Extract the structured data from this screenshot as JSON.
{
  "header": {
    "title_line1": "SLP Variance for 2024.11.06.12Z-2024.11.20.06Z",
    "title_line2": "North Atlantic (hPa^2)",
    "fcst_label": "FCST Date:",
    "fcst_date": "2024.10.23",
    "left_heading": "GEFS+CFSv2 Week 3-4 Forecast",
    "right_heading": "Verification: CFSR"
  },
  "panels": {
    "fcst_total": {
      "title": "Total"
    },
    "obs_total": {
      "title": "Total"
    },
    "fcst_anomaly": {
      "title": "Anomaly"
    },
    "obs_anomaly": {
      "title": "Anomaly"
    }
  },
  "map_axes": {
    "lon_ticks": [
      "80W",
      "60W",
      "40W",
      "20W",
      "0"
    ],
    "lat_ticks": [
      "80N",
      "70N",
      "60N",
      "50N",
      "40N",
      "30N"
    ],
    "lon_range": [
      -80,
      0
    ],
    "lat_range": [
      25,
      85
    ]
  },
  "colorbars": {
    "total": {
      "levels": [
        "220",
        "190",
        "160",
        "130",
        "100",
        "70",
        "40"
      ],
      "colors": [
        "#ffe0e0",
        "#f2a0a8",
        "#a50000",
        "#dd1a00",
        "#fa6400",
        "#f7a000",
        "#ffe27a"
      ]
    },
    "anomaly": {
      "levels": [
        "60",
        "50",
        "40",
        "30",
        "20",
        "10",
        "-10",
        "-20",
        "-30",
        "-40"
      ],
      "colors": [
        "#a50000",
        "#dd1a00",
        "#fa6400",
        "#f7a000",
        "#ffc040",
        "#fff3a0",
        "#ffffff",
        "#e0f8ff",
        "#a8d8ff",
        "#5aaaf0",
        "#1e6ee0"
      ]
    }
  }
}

▶ **PROBLEM DESCRIPTION**
Copy each entry exactly, with nothing added or dropped.

▶ **RESULT BELOW**
Extract the structured data from this screenshot as JSON.
{
  "header": {
    "title_line1": "SLP Variance for 2024.11.06.12Z-2024.11.20.06Z",
    "title_line2": "North Atlantic (hPa^2)",
    "fcst_label": "FCST Date:",
    "fcst_date": "2024.10.23",
    "left_heading": "GEFS+CFSv2 Week 3-4 Forecast",
    "right_heading": "Verification: CFSR"
  },
  "panels": {
    "fcst_total": {
      "title": "Total"
    },
    "obs_total": {
      "title": "Total"
    },
    "fcst_anomaly": {
      "title": "Anomaly"
    },
    "obs_anomaly": {
      "title": "Anomaly"
    }
  },
  "map_axes": {
    "lon_ticks": [
      "80W",
      "60W",
      "40W",
      "20W",
      "0"
    ],
    "lat_ticks": [
      "80N",
      "70N",
      "60N",
      "50N",
      "40N",
      "30N"
    ],
    "lon_range": [
      -80,
      0
    ],
    "lat_range": [
      25,
      85
    ]
  },
  "colorbars": {
    "total": {
      "levels": [
        "220",
        "190",
        "160",
        "130",
        "100",
        "70",
        "40"
      ],
      "colors": [
        "#ffe0e0",
        "#f2a0a8",
        "#a50000",
        "#dd1a00",
        "#fa6400",
        "#f7a000",
        "#ffe27a"
      ]
    },
    "anomaly": {
      "levels": [
        "60",
        "50",
        "40",
        "30",
        "20",
        "10",
        "-10",
        "-20",
        "-30",
        "-40"
      ],
      "colors": [
        "#a50000",
        "#dd1a00",
        "#fa6400",
        "#f7a000",
        "#ffc040",
        "#fff3a0",
        "#ffffff",
        "#e0f8ff",
        "#a8d8ff",
        "#5aaaf0",
        "#1e6ee0"
      ]
    }
  }
}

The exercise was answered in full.